Records that describe figures:
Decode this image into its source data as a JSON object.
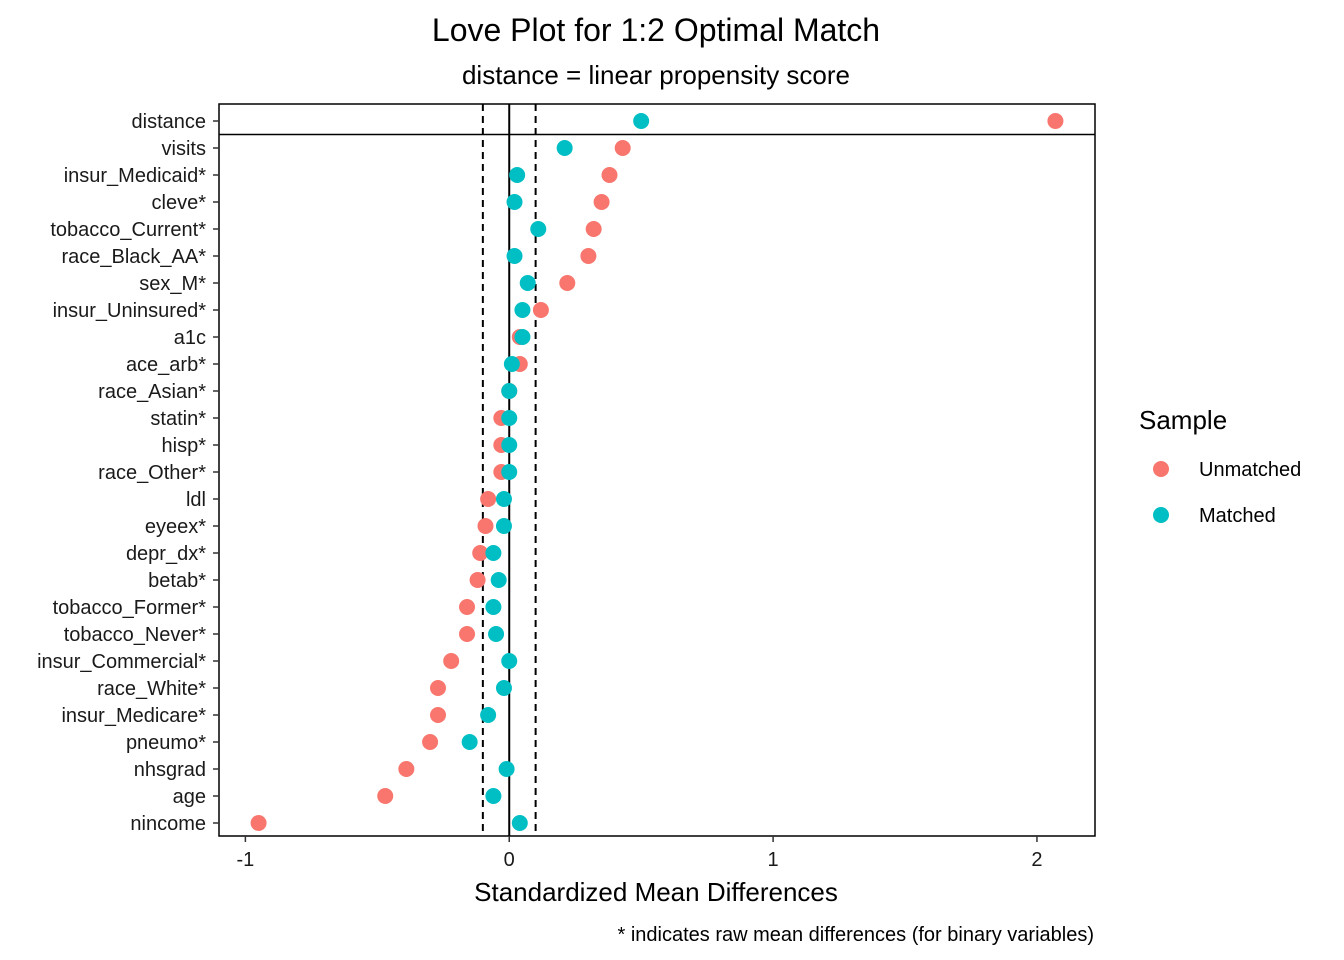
{
  "chart_data": {
    "type": "scatter",
    "title": "Love Plot for 1:2 Optimal Match",
    "subtitle": "distance = linear propensity score",
    "xlabel": "Standardized Mean Differences",
    "caption": "* indicates raw mean differences (for binary variables)",
    "xlim": [
      -1.1,
      2.22
    ],
    "xticks": [
      -1,
      0,
      1,
      2
    ],
    "threshold_lines": [
      -0.1,
      0,
      0.1
    ],
    "grid": false,
    "legend": {
      "title": "Sample",
      "position": "right"
    },
    "categories": [
      "distance",
      "visits",
      "insur_Medicaid*",
      "cleve*",
      "tobacco_Current*",
      "race_Black_AA*",
      "sex_M*",
      "insur_Uninsured*",
      "a1c",
      "ace_arb*",
      "race_Asian*",
      "statin*",
      "hisp*",
      "race_Other*",
      "ldl",
      "eyeex*",
      "depr_dx*",
      "betab*",
      "tobacco_Former*",
      "tobacco_Never*",
      "insur_Commercial*",
      "race_White*",
      "insur_Medicare*",
      "pneumo*",
      "nhsgrad",
      "age",
      "nincome"
    ],
    "series": [
      {
        "name": "Unmatched",
        "color": "#F8766D",
        "values": [
          2.07,
          0.43,
          0.38,
          0.35,
          0.32,
          0.3,
          0.22,
          0.12,
          0.04,
          0.04,
          0.0,
          -0.03,
          -0.03,
          -0.03,
          -0.08,
          -0.09,
          -0.11,
          -0.12,
          -0.16,
          -0.16,
          -0.22,
          -0.27,
          -0.27,
          -0.3,
          -0.39,
          -0.47,
          -0.95
        ]
      },
      {
        "name": "Matched",
        "color": "#00BFC4",
        "values": [
          0.5,
          0.21,
          0.03,
          0.02,
          0.11,
          0.02,
          0.07,
          0.05,
          0.05,
          0.01,
          0.0,
          0.0,
          0.0,
          0.0,
          -0.02,
          -0.02,
          -0.06,
          -0.04,
          -0.06,
          -0.05,
          0.0,
          -0.02,
          -0.08,
          -0.15,
          -0.01,
          -0.06,
          0.04
        ]
      }
    ]
  }
}
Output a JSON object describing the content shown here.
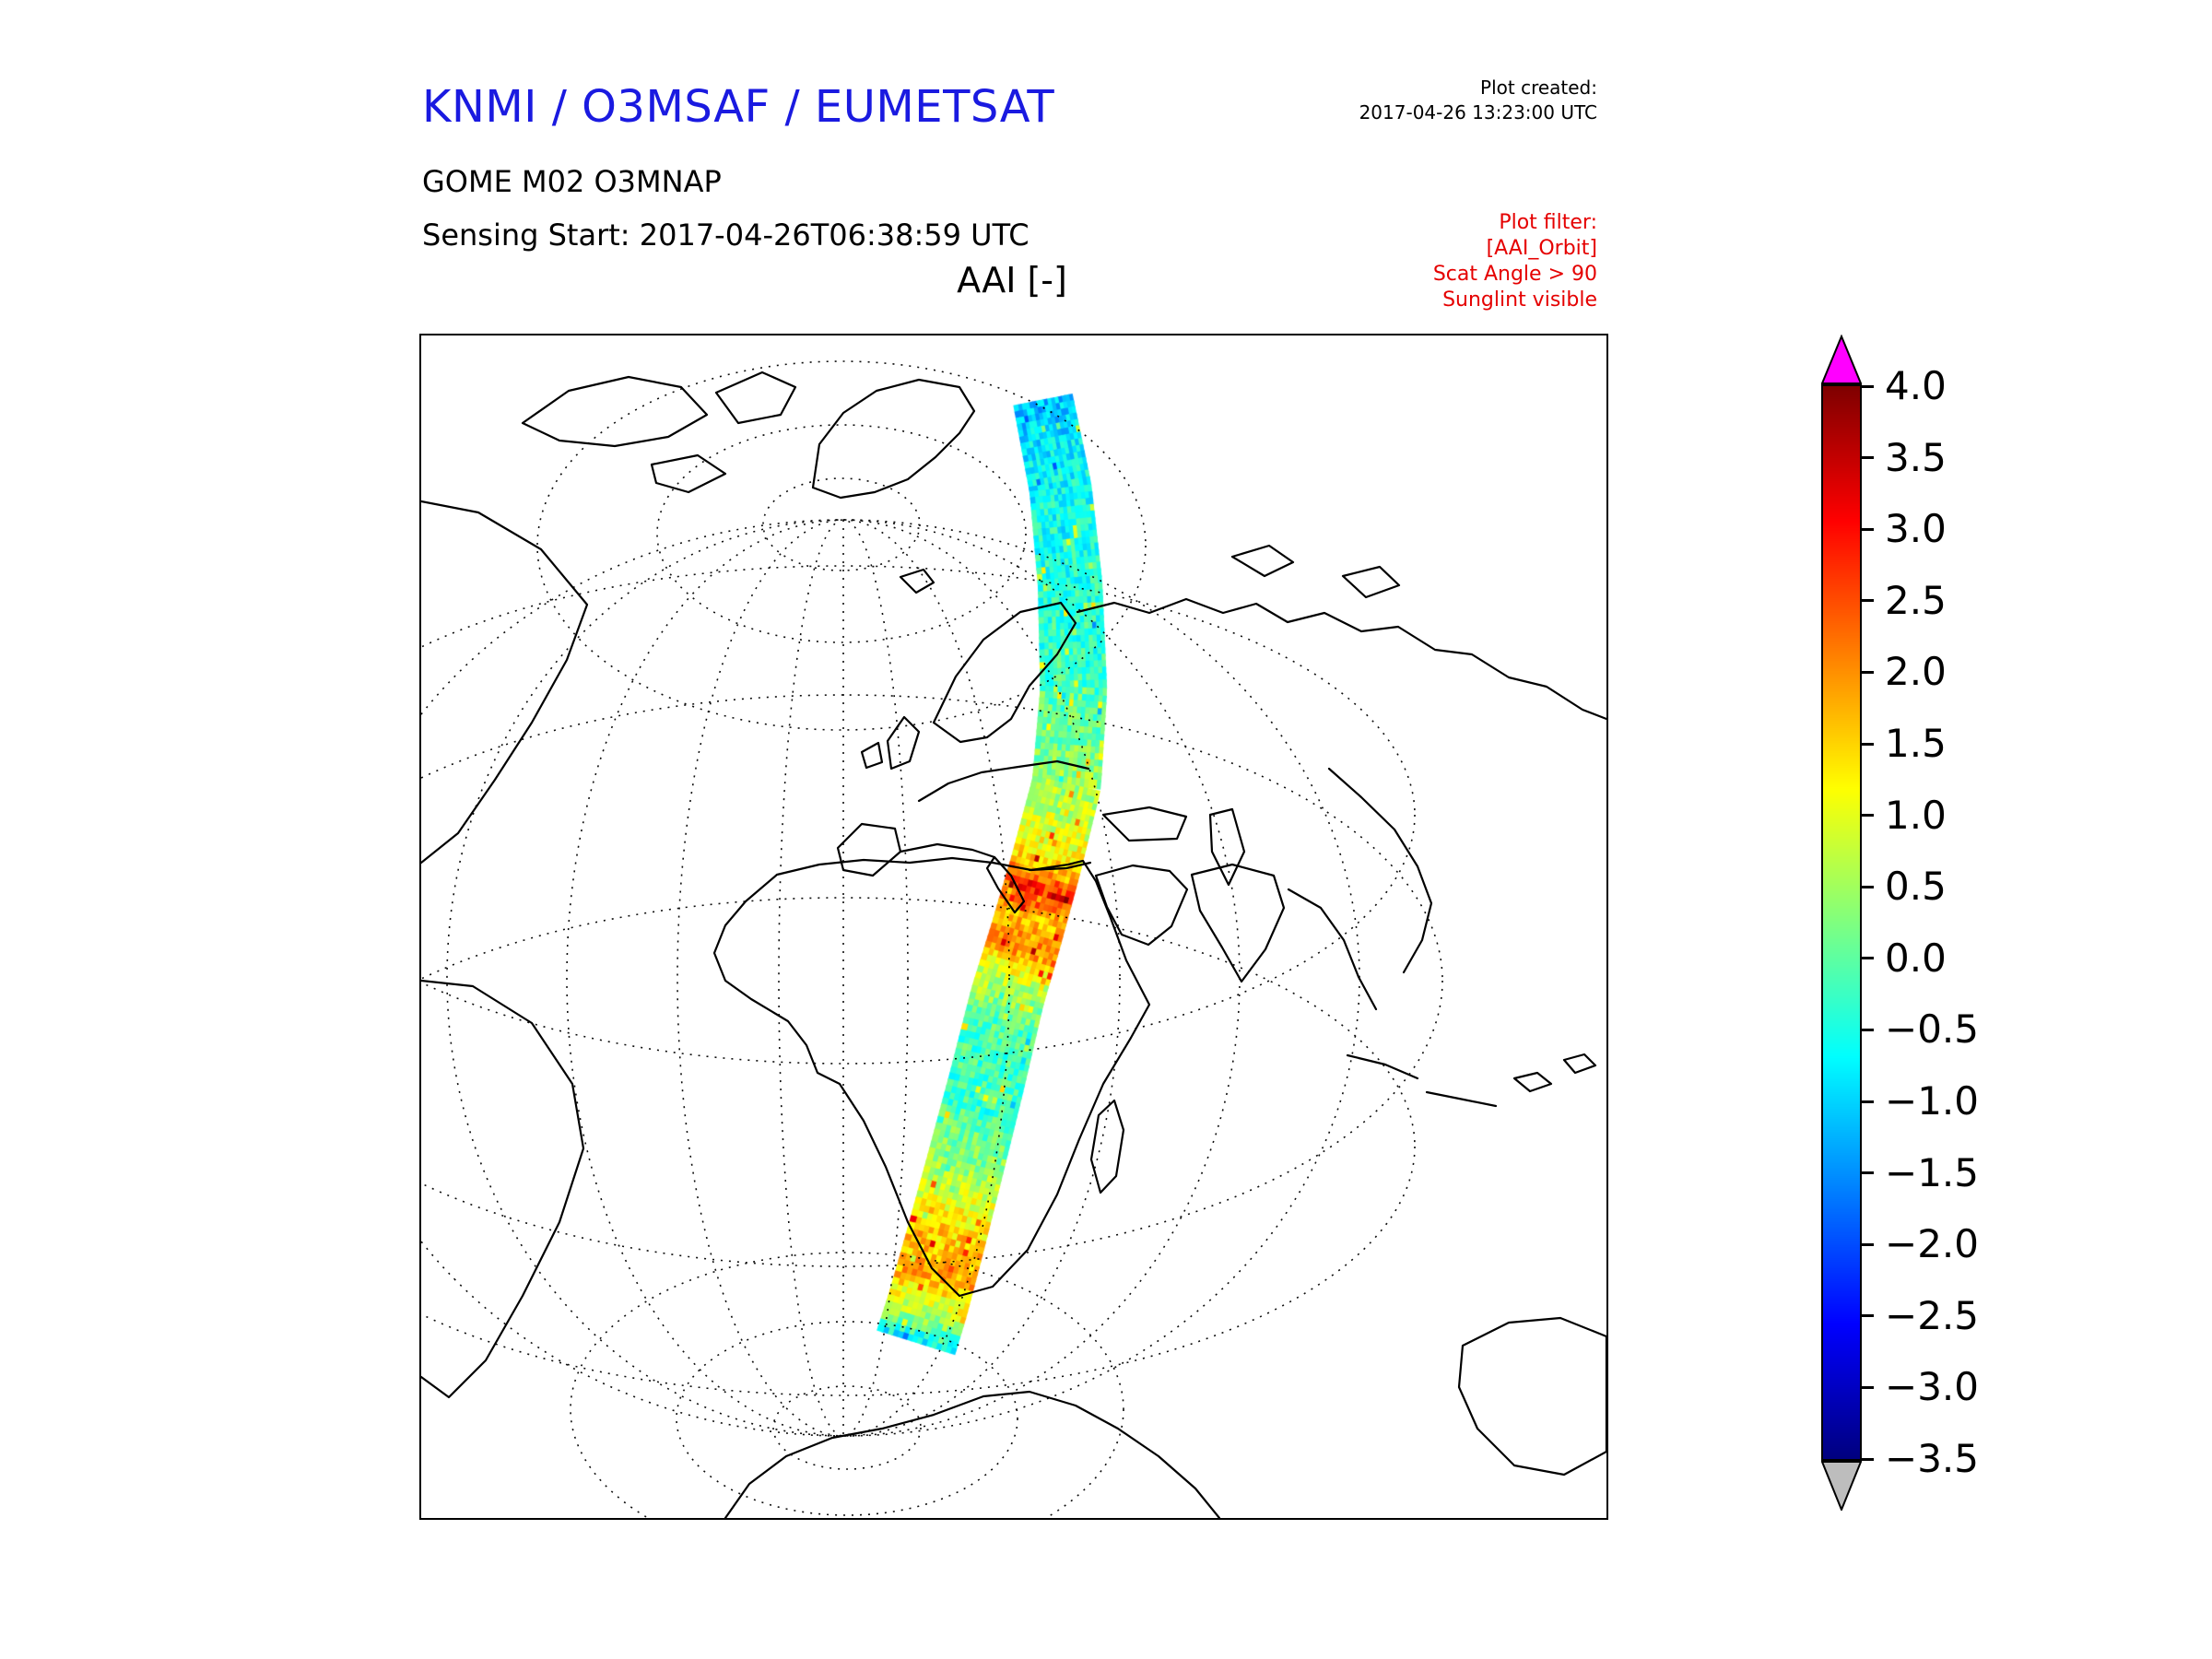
{
  "header": {
    "title": "KNMI / O3MSAF / EUMETSAT",
    "plot_created_label": "Plot created:",
    "plot_created_value": "2017-04-26 13:23:00 UTC",
    "product": "GOME M02 O3MNAP",
    "sensing_start": "Sensing Start: 2017-04-26T06:38:59 UTC"
  },
  "map": {
    "title": "AAI [-]"
  },
  "filter": {
    "lines": [
      "Plot filter:",
      "[AAI_Orbit]",
      "Scat Angle > 90",
      "Sunglint visible"
    ]
  },
  "colors": {
    "title_blue": "#1a1ae0",
    "filter_red": "#e50000",
    "over_color": "#ff00ff",
    "under_color": "#bdbdbd"
  },
  "colorbar": {
    "ticks": [
      "4.0",
      "3.5",
      "3.0",
      "2.5",
      "2.0",
      "1.5",
      "1.0",
      "0.5",
      "0.0",
      "−0.5",
      "−1.0",
      "−1.5",
      "−2.0",
      "−2.5",
      "−3.0",
      "−3.5"
    ]
  },
  "chart_data": {
    "type": "heatmap",
    "title": "AAI [-]",
    "description": "Single GOME-2 (MetOp-A / M02) orbit swath of Absorbing Aerosol Index plotted on a global map view centered on Europe/Africa; the swath runs from the Arctic, across Scandinavia, eastern Europe, northeast Africa and southern Africa down to Antarctica. Mostly values between -1 and +0.5 (cyan/green), with a strong red band (AAI 2.5-3) over Egypt/Sudan and an orange band (AAI 1.5-2) over the Southern Ocean.",
    "colorbar": {
      "colormap": "jet",
      "vmin": -3.5,
      "vmax": 4.0,
      "tick_values": [
        4.0,
        3.5,
        3.0,
        2.5,
        2.0,
        1.5,
        1.0,
        0.5,
        0.0,
        -0.5,
        -1.0,
        -1.5,
        -2.0,
        -2.5,
        -3.0,
        -3.5
      ],
      "over_arrow_color": "#ff00ff",
      "under_arrow_color": "#bdbdbd",
      "legend_position": "right"
    },
    "swath": {
      "centerline_rel": [
        [
          0.525,
          0.054
        ],
        [
          0.54,
          0.13
        ],
        [
          0.548,
          0.21
        ],
        [
          0.551,
          0.3
        ],
        [
          0.545,
          0.38
        ],
        [
          0.527,
          0.45
        ],
        [
          0.51,
          0.51
        ],
        [
          0.495,
          0.56
        ],
        [
          0.478,
          0.63
        ],
        [
          0.46,
          0.7
        ],
        [
          0.443,
          0.765
        ],
        [
          0.428,
          0.82
        ],
        [
          0.418,
          0.852
        ]
      ],
      "width_rel_start": 0.05,
      "width_rel_end": 0.068,
      "value_profile": [
        [
          0.0,
          -1.2
        ],
        [
          0.05,
          -0.8
        ],
        [
          0.15,
          -0.5
        ],
        [
          0.28,
          -0.3
        ],
        [
          0.38,
          0.3
        ],
        [
          0.45,
          0.9
        ],
        [
          0.49,
          1.6
        ],
        [
          0.515,
          2.9
        ],
        [
          0.545,
          1.6
        ],
        [
          0.575,
          2.2
        ],
        [
          0.61,
          0.8
        ],
        [
          0.66,
          -0.1
        ],
        [
          0.74,
          -0.3
        ],
        [
          0.82,
          0.5
        ],
        [
          0.88,
          1.5
        ],
        [
          0.93,
          1.8
        ],
        [
          0.97,
          0.6
        ],
        [
          1.0,
          -0.8
        ]
      ],
      "noise_amplitude": 0.55
    }
  }
}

### [Written request]
Write out each line of the data exactly; the images should be left out.

### [Output for this exercise]
Decode this image into its source data as a JSON object.
{
  "chart_data": {
    "type": "scatter",
    "title": "Love Plot for 1:2 Optimal Match",
    "subtitle": "distance = linear propensity score",
    "xlabel": "Standardized Mean Differences",
    "caption": "* indicates raw mean differences (for binary variables)",
    "xlim": [
      -1.1,
      2.22
    ],
    "xticks": [
      -1,
      0,
      1,
      2
    ],
    "threshold_lines": [
      -0.1,
      0,
      0.1
    ],
    "grid": false,
    "legend": {
      "title": "Sample",
      "position": "right"
    },
    "categories": [
      "distance",
      "visits",
      "insur_Medicaid*",
      "cleve*",
      "tobacco_Current*",
      "race_Black_AA*",
      "sex_M*",
      "insur_Uninsured*",
      "a1c",
      "ace_arb*",
      "race_Asian*",
      "statin*",
      "hisp*",
      "race_Other*",
      "ldl",
      "eyeex*",
      "depr_dx*",
      "betab*",
      "tobacco_Former*",
      "tobacco_Never*",
      "insur_Commercial*",
      "race_White*",
      "insur_Medicare*",
      "pneumo*",
      "nhsgrad",
      "age",
      "nincome"
    ],
    "series": [
      {
        "name": "Unmatched",
        "color": "#F8766D",
        "values": [
          2.07,
          0.43,
          0.38,
          0.35,
          0.32,
          0.3,
          0.22,
          0.12,
          0.04,
          0.04,
          0.0,
          -0.03,
          -0.03,
          -0.03,
          -0.08,
          -0.09,
          -0.11,
          -0.12,
          -0.16,
          -0.16,
          -0.22,
          -0.27,
          -0.27,
          -0.3,
          -0.39,
          -0.47,
          -0.95
        ]
      },
      {
        "name": "Matched",
        "color": "#00BFC4",
        "values": [
          0.5,
          0.21,
          0.03,
          0.02,
          0.11,
          0.02,
          0.07,
          0.05,
          0.05,
          0.01,
          0.0,
          0.0,
          0.0,
          0.0,
          -0.02,
          -0.02,
          -0.06,
          -0.04,
          -0.06,
          -0.05,
          0.0,
          -0.02,
          -0.08,
          -0.15,
          -0.01,
          -0.06,
          0.04
        ]
      }
    ]
  }
}
Output a JSON object describing the content shown here.
{
  "header": {
    "title": "KNMI / O3MSAF / EUMETSAT",
    "plot_created_label": "Plot created:",
    "plot_created_value": "2017-04-26 13:23:00 UTC",
    "product": "GOME M02 O3MNAP",
    "sensing_start": "Sensing Start: 2017-04-26T06:38:59 UTC"
  },
  "map": {
    "title": "AAI [-]"
  },
  "filter": {
    "lines": [
      "Plot filter:",
      "[AAI_Orbit]",
      "Scat Angle > 90",
      "Sunglint visible"
    ]
  },
  "colors": {
    "title_blue": "#1a1ae0",
    "filter_red": "#e50000",
    "over_color": "#ff00ff",
    "under_color": "#bdbdbd"
  },
  "colorbar": {
    "ticks": [
      "4.0",
      "3.5",
      "3.0",
      "2.5",
      "2.0",
      "1.5",
      "1.0",
      "0.5",
      "0.0",
      "−0.5",
      "−1.0",
      "−1.5",
      "−2.0",
      "−2.5",
      "−3.0",
      "−3.5"
    ]
  },
  "chart_data": {
    "type": "heatmap",
    "title": "AAI [-]",
    "description": "Single GOME-2 (MetOp-A / M02) orbit swath of Absorbing Aerosol Index plotted on a global map view centered on Europe/Africa; the swath runs from the Arctic, across Scandinavia, eastern Europe, northeast Africa and southern Africa down to Antarctica. Mostly values between -1 and +0.5 (cyan/green), with a strong red band (AAI 2.5-3) over Egypt/Sudan and an orange band (AAI 1.5-2) over the Southern Ocean.",
    "colorbar": {
      "colormap": "jet",
      "vmin": -3.5,
      "vmax": 4.0,
      "tick_values": [
        4.0,
        3.5,
        3.0,
        2.5,
        2.0,
        1.5,
        1.0,
        0.5,
        0.0,
        -0.5,
        -1.0,
        -1.5,
        -2.0,
        -2.5,
        -3.0,
        -3.5
      ],
      "over_arrow_color": "#ff00ff",
      "under_arrow_color": "#bdbdbd",
      "legend_position": "right"
    },
    "swath": {
      "centerline_rel": [
        [
          0.525,
          0.054
        ],
        [
          0.54,
          0.13
        ],
        [
          0.548,
          0.21
        ],
        [
          0.551,
          0.3
        ],
        [
          0.545,
          0.38
        ],
        [
          0.527,
          0.45
        ],
        [
          0.51,
          0.51
        ],
        [
          0.495,
          0.56
        ],
        [
          0.478,
          0.63
        ],
        [
          0.46,
          0.7
        ],
        [
          0.443,
          0.765
        ],
        [
          0.428,
          0.82
        ],
        [
          0.418,
          0.852
        ]
      ],
      "width_rel_start": 0.05,
      "width_rel_end": 0.068,
      "value_profile": [
        [
          0.0,
          -1.2
        ],
        [
          0.05,
          -0.8
        ],
        [
          0.15,
          -0.5
        ],
        [
          0.28,
          -0.3
        ],
        [
          0.38,
          0.3
        ],
        [
          0.45,
          0.9
        ],
        [
          0.49,
          1.6
        ],
        [
          0.515,
          2.9
        ],
        [
          0.545,
          1.6
        ],
        [
          0.575,
          2.2
        ],
        [
          0.61,
          0.8
        ],
        [
          0.66,
          -0.1
        ],
        [
          0.74,
          -0.3
        ],
        [
          0.82,
          0.5
        ],
        [
          0.88,
          1.5
        ],
        [
          0.93,
          1.8
        ],
        [
          0.97,
          0.6
        ],
        [
          1.0,
          -0.8
        ]
      ],
      "noise_amplitude": 0.55
    }
  }
}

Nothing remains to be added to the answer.